• **SOURCE TEXT**:
——

Re: any limit to amount that should be put in PP to build wealth over generations?
I think this question goes back to what you believe.
I believe, for instance, that if the intended holding period is forever, every penny should be in equity a la Warren Buffett. That's truly optimistic, as it requires the person who holds that belief to believe that businesses will provide more and more value that didn't exist before over time. I do believe that however as this strikes me as the clear course of history.
However this is only true in a very broad and some might argue localized sense. There are after all parts of the world where people live exactly as they did 3,000 years ago. Still I believe that if one figuratively owns the world via indexing, the world will keep moving on.
If I were to send a sum of money into the future for whatever reason, say 500 years, I believe this is the route I would take.
However, if you're a person, your holding period is likely but a few decades. You must give up some reward to reduce some of the risk out of sheer necessity because you can't just wait another century or two for something to rebound or correct itself. You start carving out slices, some in bonds, some in cash, etc. to accomplish a portfolio that can keep you in some kind of wealth while being able to grow to some degree.
You find yourself in the unenviable position of having to predict the future when you cannot. There’s multiple ways of dealing with this problem, and the Permanent Portfolio is one of them.
So then the question becomes, do you want this sum of money to be there for an immediate successor generation? I feel if the answer is yes, and the Permanent Portfolio is the allocation you feel will accomplish such a goal, why not dump the whole thing in there?
Personally if this were a situation where I had a discrete sum I was going to launch into the future, one that wouldn’t be spent until I was long dead and existing generations were gone as well, I’d load up with domestic and international small cap stocks, possibly offset with some allocation in long bonds with low or no credit risk and just let it ride and let the future inheritor decide what to do with it all. The way I figure it, my descendent barely knows who I was in all likelihood, has no sense of me, and should be taking care of himself and anything he gets from me is a bonus, so why not go big?
But if it were my children, while I don’t have any, I think I’d keep it all in whatever allocation I felt was most prudent which may very well be the Permanent Portfolio.
While I personally believe in trying to leave something behind to improve the future, we have to bear in mind that their wealth will come from their own hand, ultimately. Inherited fortunes have a habit of dwindling and losing potency.
I believe, for instance, that if the intended holding period is forever, every penny should be in equity a la Warren Buffett. That's truly optimistic, as it requires the person who holds that belief to believe that businesses will provide more and more value that didn't exist before over time. I do believe that however as this strikes me as the clear course of history.
However this is only true in a very broad and some might argue localized sense. There are after all parts of the world where people live exactly as they did 3,000 years ago. Still I believe that if one figuratively owns the world via indexing, the world will keep moving on.
If I were to send a sum of money into the future for whatever reason, say 500 years, I believe this is the route I would take.

——

• **ROWS**:

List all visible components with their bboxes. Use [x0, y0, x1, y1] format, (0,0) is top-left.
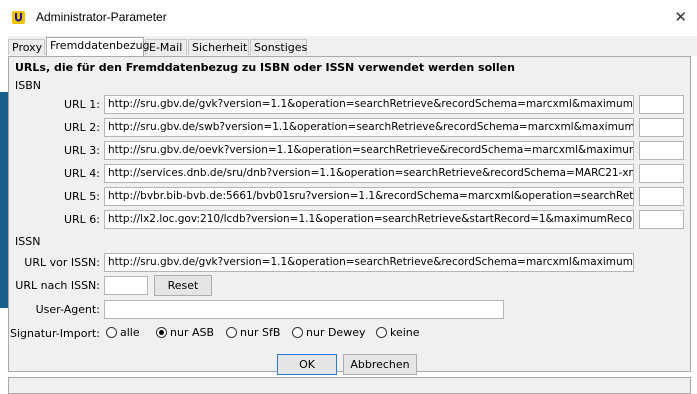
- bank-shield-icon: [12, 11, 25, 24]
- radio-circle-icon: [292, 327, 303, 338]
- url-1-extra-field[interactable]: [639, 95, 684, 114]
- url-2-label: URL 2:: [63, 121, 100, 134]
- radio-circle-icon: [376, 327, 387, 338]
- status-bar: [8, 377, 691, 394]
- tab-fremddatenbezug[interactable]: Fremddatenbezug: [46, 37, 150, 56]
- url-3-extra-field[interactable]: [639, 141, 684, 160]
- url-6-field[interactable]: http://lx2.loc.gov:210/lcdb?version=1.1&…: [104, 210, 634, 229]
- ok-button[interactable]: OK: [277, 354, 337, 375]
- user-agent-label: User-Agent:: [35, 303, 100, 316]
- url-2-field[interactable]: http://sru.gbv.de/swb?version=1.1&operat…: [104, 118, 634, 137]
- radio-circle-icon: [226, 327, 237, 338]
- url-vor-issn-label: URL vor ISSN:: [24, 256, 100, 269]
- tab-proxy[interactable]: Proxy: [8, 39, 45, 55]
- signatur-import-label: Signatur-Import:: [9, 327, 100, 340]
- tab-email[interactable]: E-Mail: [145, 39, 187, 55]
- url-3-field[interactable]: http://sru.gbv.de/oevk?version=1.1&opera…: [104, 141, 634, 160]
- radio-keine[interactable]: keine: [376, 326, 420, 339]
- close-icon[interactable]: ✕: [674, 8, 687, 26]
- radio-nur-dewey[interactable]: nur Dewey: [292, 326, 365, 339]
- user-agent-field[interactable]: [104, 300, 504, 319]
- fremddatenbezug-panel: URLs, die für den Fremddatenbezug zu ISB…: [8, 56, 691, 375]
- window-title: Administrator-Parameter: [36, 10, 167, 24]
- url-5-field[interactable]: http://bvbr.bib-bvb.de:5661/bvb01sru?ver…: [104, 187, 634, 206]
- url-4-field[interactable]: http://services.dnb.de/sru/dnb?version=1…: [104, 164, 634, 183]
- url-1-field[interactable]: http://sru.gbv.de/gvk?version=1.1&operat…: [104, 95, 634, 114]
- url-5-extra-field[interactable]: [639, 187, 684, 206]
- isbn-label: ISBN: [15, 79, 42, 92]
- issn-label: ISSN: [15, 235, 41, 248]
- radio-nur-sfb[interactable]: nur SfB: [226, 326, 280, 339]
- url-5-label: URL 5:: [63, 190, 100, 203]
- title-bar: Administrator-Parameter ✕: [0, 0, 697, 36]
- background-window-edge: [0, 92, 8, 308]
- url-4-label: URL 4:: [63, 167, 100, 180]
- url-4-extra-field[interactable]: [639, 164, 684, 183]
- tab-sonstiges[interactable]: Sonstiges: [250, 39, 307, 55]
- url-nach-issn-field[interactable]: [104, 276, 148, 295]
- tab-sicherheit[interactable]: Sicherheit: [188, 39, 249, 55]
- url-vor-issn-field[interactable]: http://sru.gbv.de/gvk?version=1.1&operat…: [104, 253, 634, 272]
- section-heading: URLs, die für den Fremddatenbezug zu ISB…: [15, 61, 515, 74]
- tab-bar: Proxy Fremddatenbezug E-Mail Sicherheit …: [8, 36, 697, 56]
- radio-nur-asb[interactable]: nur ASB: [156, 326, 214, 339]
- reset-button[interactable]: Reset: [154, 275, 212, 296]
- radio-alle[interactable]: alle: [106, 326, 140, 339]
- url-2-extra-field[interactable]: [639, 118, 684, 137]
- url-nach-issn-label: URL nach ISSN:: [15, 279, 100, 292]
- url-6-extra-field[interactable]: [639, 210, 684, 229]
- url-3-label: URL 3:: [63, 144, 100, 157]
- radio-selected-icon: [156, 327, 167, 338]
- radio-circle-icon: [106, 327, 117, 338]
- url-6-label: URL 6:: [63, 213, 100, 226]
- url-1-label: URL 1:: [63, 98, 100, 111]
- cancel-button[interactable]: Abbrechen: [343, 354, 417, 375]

——

• **WHAT YOU WILL DO**:
1. Retype the passage of the Permanent Portfolio post between "So then the" and "not go big?", inclusive.
2. In the Permanent Portfolio post, how long does the writer say a person's holding period is likely to be?

• **ANSWER SET**:
1.
So then the question becomes, do you want this sum of money to be there for an immediate successor generation? I feel if the answer is yes, and the Permanent Portfolio is the allocation you feel will accomplish such a goal, why not dump the whole thing in there?
Personally if this were a situation where I had a discrete sum I was going to launch into the future, one that wouldn’t be spent until I was long dead and existing generations were gone as well, I’d load up with domestic and international small cap stocks, possibly offset with some allocation in long bonds with low or no credit risk and just let it ride and let the future inheritor decide what to do with it all. The way I figure it, my descendent barely knows who I was in all likelihood, has no sense of me, and should be taking care of himself and anything he gets from me is a bonus, so why not go big?

2. A few decades.